▶ **REQUIRED WORK**: Copy out all lines with the word "this" in them.

— Begin —

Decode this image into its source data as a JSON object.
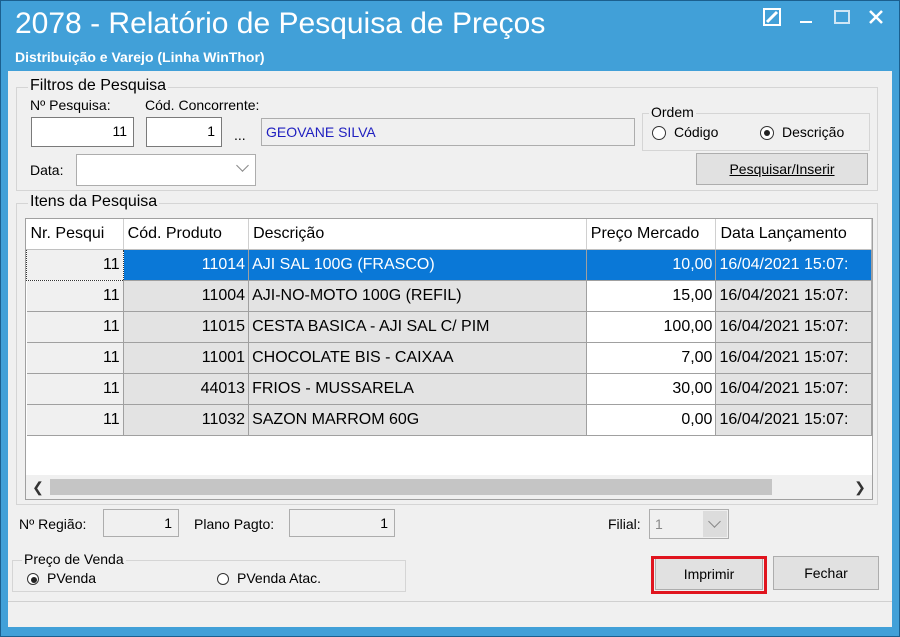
{
  "window": {
    "title": "2078 - Relatório de Pesquisa de Preços",
    "subtitle": "Distribuição e Varejo (Linha WinThor)"
  },
  "filters": {
    "legend": "Filtros de Pesquisa",
    "num_label": "Nº Pesquisa:",
    "num_value": "11",
    "comp_label": "Cód. Concorrente:",
    "comp_value": "1",
    "ellipsis": "...",
    "comp_name": "GEOVANE SILVA",
    "date_label": "Data:",
    "order": {
      "legend": "Ordem",
      "code_label": "Código",
      "desc_label": "Descrição",
      "selected": "Descrição"
    },
    "search_button": "Pesquisar/Inserir"
  },
  "items": {
    "legend": "Itens da Pesquisa",
    "headers": [
      "Nr. Pesqui",
      "Cód. Produto",
      "Descrição",
      "Preço Mercado",
      "Data Lançamento"
    ],
    "rows": [
      [
        "11",
        "11014",
        "AJI SAL 100G (FRASCO)",
        "10,00",
        "16/04/2021 15:07:"
      ],
      [
        "11",
        "11004",
        "AJI-NO-MOTO 100G (REFIL)",
        "15,00",
        "16/04/2021 15:07:"
      ],
      [
        "11",
        "11015",
        "CESTA BASICA - AJI SAL C/ PIM",
        "100,00",
        "16/04/2021 15:07:"
      ],
      [
        "11",
        "11001",
        "CHOCOLATE BIS  - CAIXAA",
        "7,00",
        "16/04/2021 15:07:"
      ],
      [
        "11",
        "44013",
        "FRIOS - MUSSARELA",
        "30,00",
        "16/04/2021 15:07:"
      ],
      [
        "11",
        "11032",
        "SAZON MARROM 60G",
        "0,00",
        "16/04/2021 15:07:"
      ]
    ],
    "selected_row": 0
  },
  "footer_fields": {
    "region_label": "Nº Região:",
    "region_value": "1",
    "plan_label": "Plano Pagto:",
    "plan_value": "1",
    "branch_label": "Filial:",
    "branch_value": "1"
  },
  "price": {
    "legend": "Preço de Venda",
    "opt1": "PVenda",
    "opt2": "PVenda Atac.",
    "selected": "PVenda"
  },
  "buttons": {
    "print": "Imprimir",
    "close": "Fechar"
  },
  "colors": {
    "titlebar": "#41a0d8",
    "selection": "#0a78d7",
    "highlight_box": "#e0141e",
    "comp_name_text": "#2020c0"
  }
}
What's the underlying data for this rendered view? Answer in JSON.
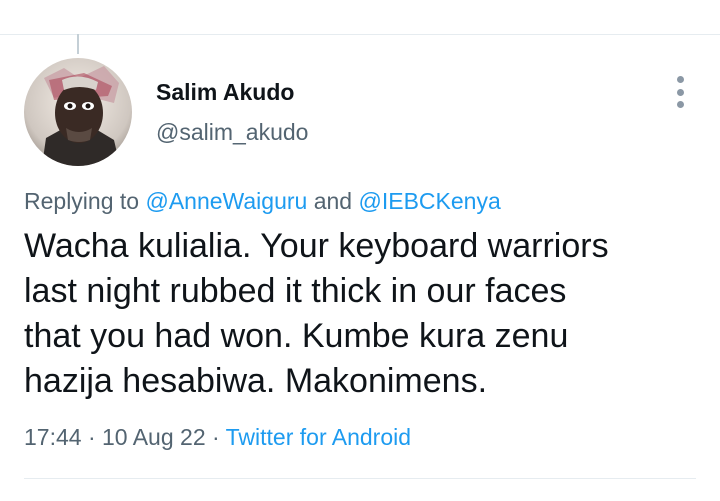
{
  "tweet": {
    "author": {
      "display_name": "Salim Akudo",
      "handle": "@salim_akudo"
    },
    "replying": {
      "prefix": "Replying to",
      "mentions": [
        "@AnneWaiguru",
        "@IEBCKenya"
      ],
      "joiner": "and"
    },
    "lines": [
      "Wacha kulialia. Your keyboard warriors",
      "last night rubbed it thick in our faces",
      "that you had won. Kumbe kura zenu",
      "hazija hesabiwa. Makonimens."
    ],
    "meta": {
      "time": "17:44",
      "sep": " · ",
      "date": "10 Aug 22",
      "source": "Twitter for Android"
    }
  },
  "colors": {
    "link": "#1d9bf0",
    "secondary_text": "#536471",
    "primary_text": "#0f1419",
    "divider": "#e6ecf0"
  },
  "icons": {
    "more": "vertical-ellipsis"
  }
}
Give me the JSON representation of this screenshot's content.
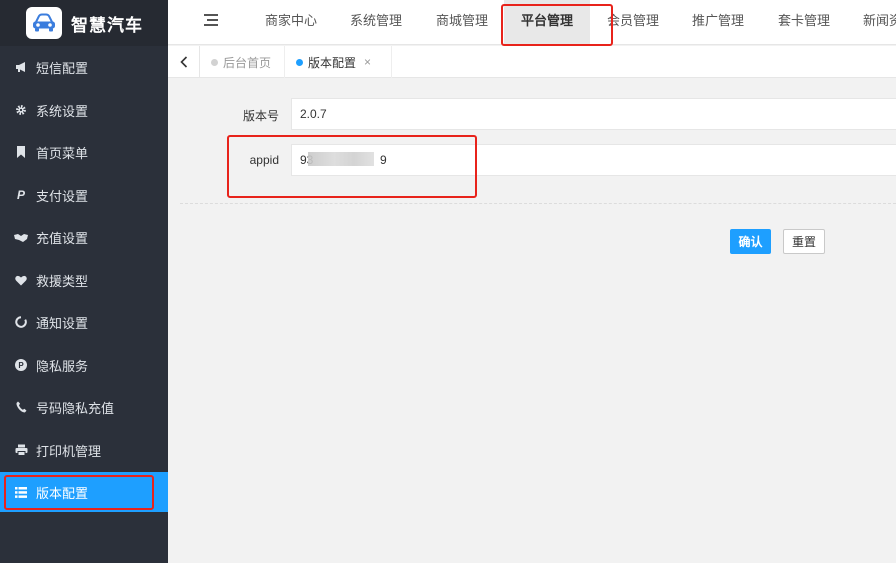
{
  "brand": {
    "name": "智慧汽车",
    "logo_icon": "car-icon"
  },
  "sidebar": {
    "items": [
      {
        "label": "短信配置",
        "icon": "megaphone-icon",
        "active": false
      },
      {
        "label": "系统设置",
        "icon": "gear-icon",
        "active": false
      },
      {
        "label": "首页菜单",
        "icon": "bookmark-icon",
        "active": false
      },
      {
        "label": "支付设置",
        "icon": "paypal-icon",
        "active": false
      },
      {
        "label": "充值设置",
        "icon": "handshake-icon",
        "active": false
      },
      {
        "label": "救援类型",
        "icon": "heart-icon",
        "active": false
      },
      {
        "label": "通知设置",
        "icon": "circle-notch-icon",
        "active": false
      },
      {
        "label": "隐私服务",
        "icon": "p-circle-icon",
        "active": false
      },
      {
        "label": "号码隐私充值",
        "icon": "phone-icon",
        "active": false
      },
      {
        "label": "打印机管理",
        "icon": "printer-icon",
        "active": false
      },
      {
        "label": "版本配置",
        "icon": "list-icon",
        "active": true
      }
    ]
  },
  "header": {
    "menu_icon": "menu-fold-icon",
    "tabs": [
      {
        "label": "商家中心",
        "active": false
      },
      {
        "label": "系统管理",
        "active": false
      },
      {
        "label": "商城管理",
        "active": false
      },
      {
        "label": "平台管理",
        "active": true
      },
      {
        "label": "会员管理",
        "active": false
      },
      {
        "label": "推广管理",
        "active": false
      },
      {
        "label": "套卡管理",
        "active": false
      },
      {
        "label": "新闻资",
        "active": false
      }
    ]
  },
  "tabstrip": {
    "back_icon": "chevron-left-icon",
    "tabs": [
      {
        "label": "后台首页",
        "current": false
      },
      {
        "label": "版本配置",
        "current": true,
        "close": "×"
      }
    ]
  },
  "form": {
    "version": {
      "label": "版本号",
      "value": "2.0.7"
    },
    "appid": {
      "label": "appid",
      "value": "93                    9"
    },
    "confirm_label": "确认",
    "reset_label": "重置"
  },
  "colors": {
    "accent": "#1e9fff",
    "sidebar_bg": "#2b303a",
    "highlight": "#e8231b"
  }
}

— End —

▶ **CORRECT OUTPUT**:
Decode this image into its source data as a JSON object.
What's the underlying data for this rendered view? Answer in JSON.
Give me the JSON representation of this screenshot's content.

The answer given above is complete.